Written exercise: Write out the records that appear below, verbatim and complete, but without pictures.

Supplied records:

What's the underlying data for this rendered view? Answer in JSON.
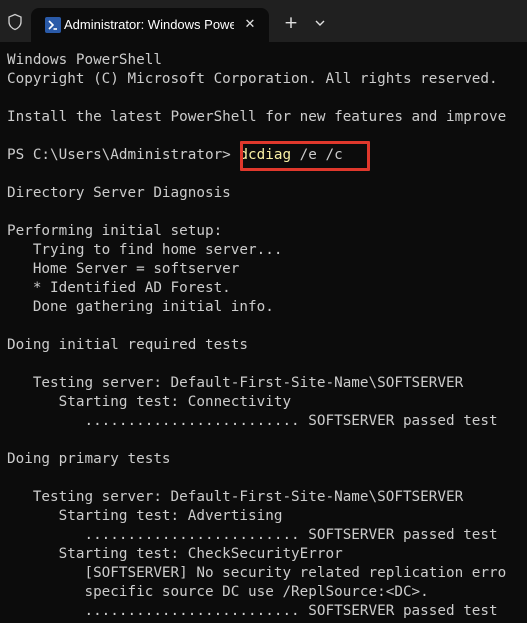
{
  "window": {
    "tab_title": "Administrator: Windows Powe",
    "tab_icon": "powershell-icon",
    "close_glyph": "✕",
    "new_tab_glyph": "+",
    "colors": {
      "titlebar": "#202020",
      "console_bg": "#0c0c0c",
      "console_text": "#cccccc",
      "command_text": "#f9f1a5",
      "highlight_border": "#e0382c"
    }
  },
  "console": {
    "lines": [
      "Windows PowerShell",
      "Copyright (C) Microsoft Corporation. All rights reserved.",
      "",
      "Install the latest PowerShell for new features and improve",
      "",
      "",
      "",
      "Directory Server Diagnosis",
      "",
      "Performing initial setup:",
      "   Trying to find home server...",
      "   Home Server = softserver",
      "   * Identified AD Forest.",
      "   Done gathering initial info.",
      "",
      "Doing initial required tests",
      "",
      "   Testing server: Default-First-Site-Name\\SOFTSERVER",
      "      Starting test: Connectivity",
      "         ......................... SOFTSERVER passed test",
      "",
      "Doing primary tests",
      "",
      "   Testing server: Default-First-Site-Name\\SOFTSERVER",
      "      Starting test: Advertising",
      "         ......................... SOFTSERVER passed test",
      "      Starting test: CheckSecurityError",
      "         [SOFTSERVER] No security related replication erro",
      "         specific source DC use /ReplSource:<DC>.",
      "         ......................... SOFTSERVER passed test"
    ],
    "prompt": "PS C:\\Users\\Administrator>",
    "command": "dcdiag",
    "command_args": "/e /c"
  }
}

Written answer:
What's the underlying data for this rendered view? Answer in JSON.
{
  "window": {
    "tab_title": "Administrator: Windows Powe",
    "tab_icon": "powershell-icon",
    "close_glyph": "✕",
    "new_tab_glyph": "+",
    "colors": {
      "titlebar": "#202020",
      "console_bg": "#0c0c0c",
      "console_text": "#cccccc",
      "command_text": "#f9f1a5",
      "highlight_border": "#e0382c"
    }
  },
  "console": {
    "lines": [
      "Windows PowerShell",
      "Copyright (C) Microsoft Corporation. All rights reserved.",
      "",
      "Install the latest PowerShell for new features and improve",
      "",
      "",
      "",
      "Directory Server Diagnosis",
      "",
      "Performing initial setup:",
      "   Trying to find home server...",
      "   Home Server = softserver",
      "   * Identified AD Forest.",
      "   Done gathering initial info.",
      "",
      "Doing initial required tests",
      "",
      "   Testing server: Default-First-Site-Name\\SOFTSERVER",
      "      Starting test: Connectivity",
      "         ......................... SOFTSERVER passed test",
      "",
      "Doing primary tests",
      "",
      "   Testing server: Default-First-Site-Name\\SOFTSERVER",
      "      Starting test: Advertising",
      "         ......................... SOFTSERVER passed test",
      "      Starting test: CheckSecurityError",
      "         [SOFTSERVER] No security related replication erro",
      "         specific source DC use /ReplSource:<DC>.",
      "         ......................... SOFTSERVER passed test"
    ],
    "prompt": "PS C:\\Users\\Administrator>",
    "command": "dcdiag",
    "command_args": "/e /c"
  }
}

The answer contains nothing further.